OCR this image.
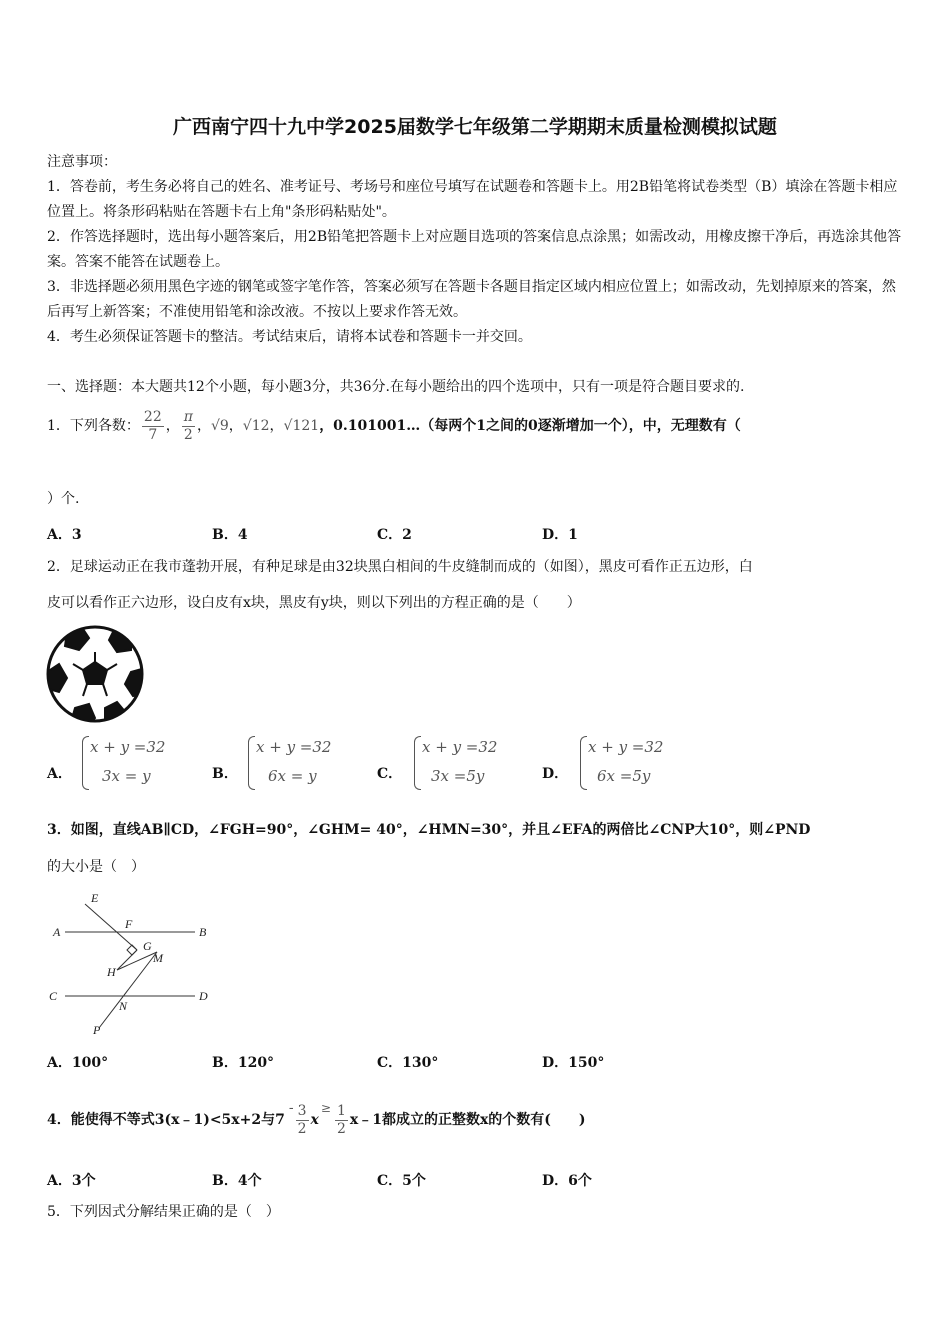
广西南宁四十九中学2025届数学七年级第二学期期末质量检测模拟试题

注意事项：

1．答卷前，考生务必将自己的姓名、准考证号、考场号和座位号填写在试题卷和答题卡上。用2B铅笔将试卷类型（B）填涂在答题卡相应位置上。将条形码粘贴在答题卡右上角"条形码粘贴处"。

2．作答选择题时，选出每小题答案后，用2B铅笔把答题卡上对应题目选项的答案信息点涂黑；如需改动，用橡皮擦干净后，再选涂其他答案。答案不能答在试题卷上。

3．非选择题必须用黑色字迹的钢笔或签字笔作答，答案必须写在答题卡各题目指定区域内相应位置上；如需改动，先划掉原来的答案，然后再写上新答案；不准使用铅笔和涂改液。不按以上要求作答无效。

4．考生必须保证答题卡的整洁。考试结束后，请将本试卷和答题卡一并交回。

一、选择题：本大题共12个小题，每小题3分，共36分.在每小题给出的四个选项中，只有一项是符合题目要求的.
1．下列各数： $\frac{22}{7}$ ， $\frac{\pi}{2}$ ， √9 ， √12 ， √121 ，0.101001…（每两个1之间的0逐渐增加一个），中，无理数有（
）个.
A．3	B．4	C．2	D．1
2．足球运动正在我市蓬勃开展，有种足球是由32块黑白相间的牛皮缝制而成的（如图），黑皮可看作正五边形，白
皮可以看作正六边形，设白皮有x块，黑皮有y块，则以下列出的方程正确的是（　　）
A．
x + y =32
3x = y	B．
x + y =32
6x = y	C．
x + y =32
3x =5y	D．
x + y =32
6x =5y
3．如图，直线AB∥CD，∠FGH=90°，∠GHM= 40°，∠HMN=30°，并且∠EFA的两倍比∠CNP大10°，则∠PND
的大小是（　）
E
F
A	B
G
M
H
C
N
D
P
A．100°	B．120°	C．130°	D．150°
4．能使得不等式3(x﹣1)<5x+2与7
- $\frac{3}{2}$ x
≥ $\frac{1}{2}$ x﹣1都成立的正整数x的个数有(　　)
A．3个	B．4个	C．5个	D．6个
5．下列因式分解结果正确的是（　）
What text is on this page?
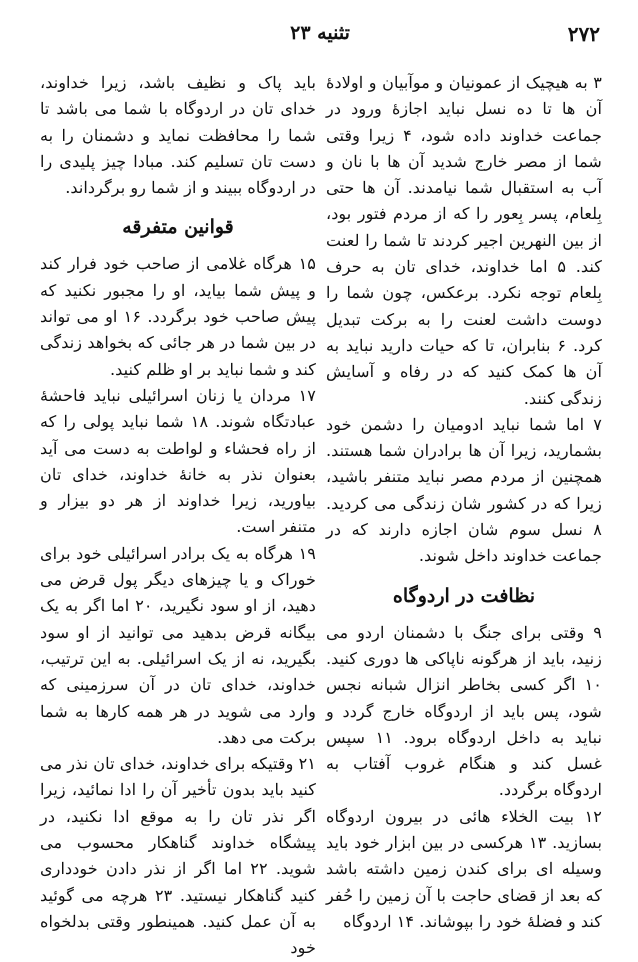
۲۷۲
تثنیه ۲۳

۳ به هیچیک از عمونیان و موآبیان و اولادهٔ آن ها تا ده نسل نباید اجازهٔ ورود در جماعت خداوند داده شود، ۴ زیرا وقتی شما از مصر خارج شدید آن ها با نان و آب به استقبال شما نیامدند. آن ها حتی بِلعام، پسر بِعور را که از مردم فتور بود، از بین النهرین اجیر کردند تا شما را لعنت کند. ۵ اما خداوند، خدای تان به حرف بِلعام توجه نکرد. برعکس، چون شما را دوست داشت لعنت را به برکت تبدیل کرد. ۶ بنابران، تا که حیات دارید نباید به آن ها کمک کنید که در رفاه و آسایش زندگی کنند.

۷ اما شما نباید ادومیان را دشمن خود بشمارید، زیرا آن ها برادران شما هستند. همچنین از مردم مصر نباید متنفر باشید، زیرا که در کشور شان زندگی می کردید. ۸ نسل سوم شان اجازه دارند که در جماعت خداوند داخل شوند.

نظافت در اردوگاه

۹ وقتی برای جنگ با دشمنان اردو می زنید، باید از هرگونه ناپاکی ها دوری کنید. ۱۰ اگر کسی بخاطر انزال شبانه نجس شود، پس باید از اردوگاه خارج گردد و نباید به داخل اردوگاه برود. ۱۱ سپس غسل کند و هنگام غروب آفتاب به اردوگاه برگردد.

۱۲ بیت الخلاء هائی در بیرون اردوگاه بسازید. ۱۳ هرکسی در بین ابزار خود باید وسیله ای برای کندن زمین داشته باشد که بعد از قضای حاجت با آن زمین را حُفر کند و فضلهٔ خود را بپوشاند. ۱۴ اردوگاه

باید پاک و نظیف باشد، زیرا خداوند، خدای تان در اردوگاه با شما می باشد تا شما را محافظت نماید و دشمنان را به دست تان تسلیم کند. مبادا چیز پلیدی را در اردوگاه ببیند و از شما رو برگرداند.

قوانین متفرقه

۱۵ هرگاه غلامی از صاحب خود فرار کند و پیش شما بیاید، او را مجبور نکنید که پیش صاحب خود برگردد. ۱۶ او می تواند در بین شما در هر جائی که بخواهد زندگی کند و شما نباید بر او ظلم کنید.

۱۷ مردان یا زنان اسرائیلی نباید فاحشهٔ عبادتگاه شوند. ۱۸ شما نباید پولی را که از راه فحشاء و لواطت به دست می آید بعنوان نذر به خانهٔ خداوند، خدای تان بیاورید، زیرا خداوند از هر دو بیزار و متنفر است.

۱۹ هرگاه به یک برادر اسرائیلی خود برای خوراک و یا چیزهای دیگر پول قرض می دهید، از او سود نگیرید، ۲۰ اما اگر به یک بیگانه قرض بدهید می توانید از او سود بگیرید، نه از یک اسرائیلی. به این ترتیب، خداوند، خدای تان در آن سرزمینی که وارد می شوید در هر همه کارها به شما برکت می دهد.

۲۱ وقتیکه برای خداوند، خدای تان نذر می کنید باید بدون تأخیر آن را ادا نمائید، زیرا اگر نذر تان را به موقع ادا نکنید، در پیشگاه خداوند گناهکار محسوب می شوید. ۲۲ اما اگر از نذر دادن خودداری کنید گناهکار نیستید. ۲۳ هرچه می گوئید به آن عمل کنید. همینطور وقتی بدلخواه خود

*SHORT EXERCISE:* Will you set down the records word for word while leaving out every picture?

*SOLUTION TO THIS PROBLEM:*
OCR this image.
广西南宁四十九中学2025届数学七年级第二学期期末质量检测模拟试题

注意事项：

1．答卷前，考生务必将自己的姓名、准考证号、考场号和座位号填写在试题卷和答题卡上。用2B铅笔将试卷类型（B）填涂在答题卡相应位置上。将条形码粘贴在答题卡右上角"条形码粘贴处"。

2．作答选择题时，选出每小题答案后，用2B铅笔把答题卡上对应题目选项的答案信息点涂黑；如需改动，用橡皮擦干净后，再选涂其他答案。答案不能答在试题卷上。

3．非选择题必须用黑色字迹的钢笔或签字笔作答，答案必须写在答题卡各题目指定区域内相应位置上；如需改动，先划掉原来的答案，然后再写上新答案；不准使用铅笔和涂改液。不按以上要求作答无效。

4．考生必须保证答题卡的整洁。考试结束后，请将本试卷和答题卡一并交回。

一、选择题：本大题共12个小题，每小题3分，共36分.在每小题给出的四个选项中，只有一项是符合题目要求的.
1．下列各数： $\frac{22}{7}$ ， $\frac{\pi}{2}$ ， √9 ， √12 ， √121 ，0.101001…（每两个1之间的0逐渐增加一个），中，无理数有（
）个.
A．3	B．4	C．2	D．1
2．足球运动正在我市蓬勃开展，有种足球是由32块黑白相间的牛皮缝制而成的（如图），黑皮可看作正五边形，白
皮可以看作正六边形，设白皮有x块，黑皮有y块，则以下列出的方程正确的是（　　）
A．
x + y =32
3x = y	B．
x + y =32
6x = y	C．
x + y =32
3x =5y	D．
x + y =32
6x =5y
3．如图，直线AB∥CD，∠FGH=90°，∠GHM= 40°，∠HMN=30°，并且∠EFA的两倍比∠CNP大10°，则∠PND
的大小是（　）
E
F
A	B
G
M
H
C
N
D
P
A．100°	B．120°	C．130°	D．150°
4．能使得不等式3(x﹣1)<5x+2与7
- $\frac{3}{2}$ x
≥ $\frac{1}{2}$ x﹣1都成立的正整数x的个数有(　　)
A．3个	B．4个	C．5个	D．6个
5．下列因式分解结果正确的是（　）
What text is on this page?
۲۷۲
تثنیه ۲۳

۳ به هیچیک از عمونیان و موآبیان و اولادهٔ آن ها تا ده نسل نباید اجازهٔ ورود در جماعت خداوند داده شود، ۴ زیرا وقتی شما از مصر خارج شدید آن ها با نان و آب به استقبال شما نیامدند. آن ها حتی بِلعام، پسر بِعور را که از مردم فتور بود، از بین النهرین اجیر کردند تا شما را لعنت کند. ۵ اما خداوند، خدای تان به حرف بِلعام توجه نکرد. برعکس، چون شما را دوست داشت لعنت را به برکت تبدیل کرد. ۶ بنابران، تا که حیات دارید نباید به آن ها کمک کنید که در رفاه و آسایش زندگی کنند.

۷ اما شما نباید ادومیان را دشمن خود بشمارید، زیرا آن ها برادران شما هستند. همچنین از مردم مصر نباید متنفر باشید، زیرا که در کشور شان زندگی می کردید. ۸ نسل سوم شان اجازه دارند که در جماعت خداوند داخل شوند.

نظافت در اردوگاه

۹ وقتی برای جنگ با دشمنان اردو می زنید، باید از هرگونه ناپاکی ها دوری کنید. ۱۰ اگر کسی بخاطر انزال شبانه نجس شود، پس باید از اردوگاه خارج گردد و نباید به داخل اردوگاه برود. ۱۱ سپس غسل کند و هنگام غروب آفتاب به اردوگاه برگردد.

۱۲ بیت الخلاء هائی در بیرون اردوگاه بسازید. ۱۳ هرکسی در بین ابزار خود باید وسیله ای برای کندن زمین داشته باشد که بعد از قضای حاجت با آن زمین را حُفر کند و فضلهٔ خود را بپوشاند. ۱۴ اردوگاه

باید پاک و نظیف باشد، زیرا خداوند، خدای تان در اردوگاه با شما می باشد تا شما را محافظت نماید و دشمنان را به دست تان تسلیم کند. مبادا چیز پلیدی را در اردوگاه ببیند و از شما رو برگرداند.

قوانین متفرقه

۱۵ هرگاه غلامی از صاحب خود فرار کند و پیش شما بیاید، او را مجبور نکنید که پیش صاحب خود برگردد. ۱۶ او می تواند در بین شما در هر جائی که بخواهد زندگی کند و شما نباید بر او ظلم کنید.

۱۷ مردان یا زنان اسرائیلی نباید فاحشهٔ عبادتگاه شوند. ۱۸ شما نباید پولی را که از راه فحشاء و لواطت به دست می آید بعنوان نذر به خانهٔ خداوند، خدای تان بیاورید، زیرا خداوند از هر دو بیزار و متنفر است.

۱۹ هرگاه به یک برادر اسرائیلی خود برای خوراک و یا چیزهای دیگر پول قرض می دهید، از او سود نگیرید، ۲۰ اما اگر به یک بیگانه قرض بدهید می توانید از او سود بگیرید، نه از یک اسرائیلی. به این ترتیب، خداوند، خدای تان در آن سرزمینی که وارد می شوید در هر همه کارها به شما برکت می دهد.

۲۱ وقتیکه برای خداوند، خدای تان نذر می کنید باید بدون تأخیر آن را ادا نمائید، زیرا اگر نذر تان را به موقع ادا نکنید، در پیشگاه خداوند گناهکار محسوب می شوید. ۲۲ اما اگر از نذر دادن خودداری کنید گناهکار نیستید. ۲۳ هرچه می گوئید به آن عمل کنید. همینطور وقتی بدلخواه خود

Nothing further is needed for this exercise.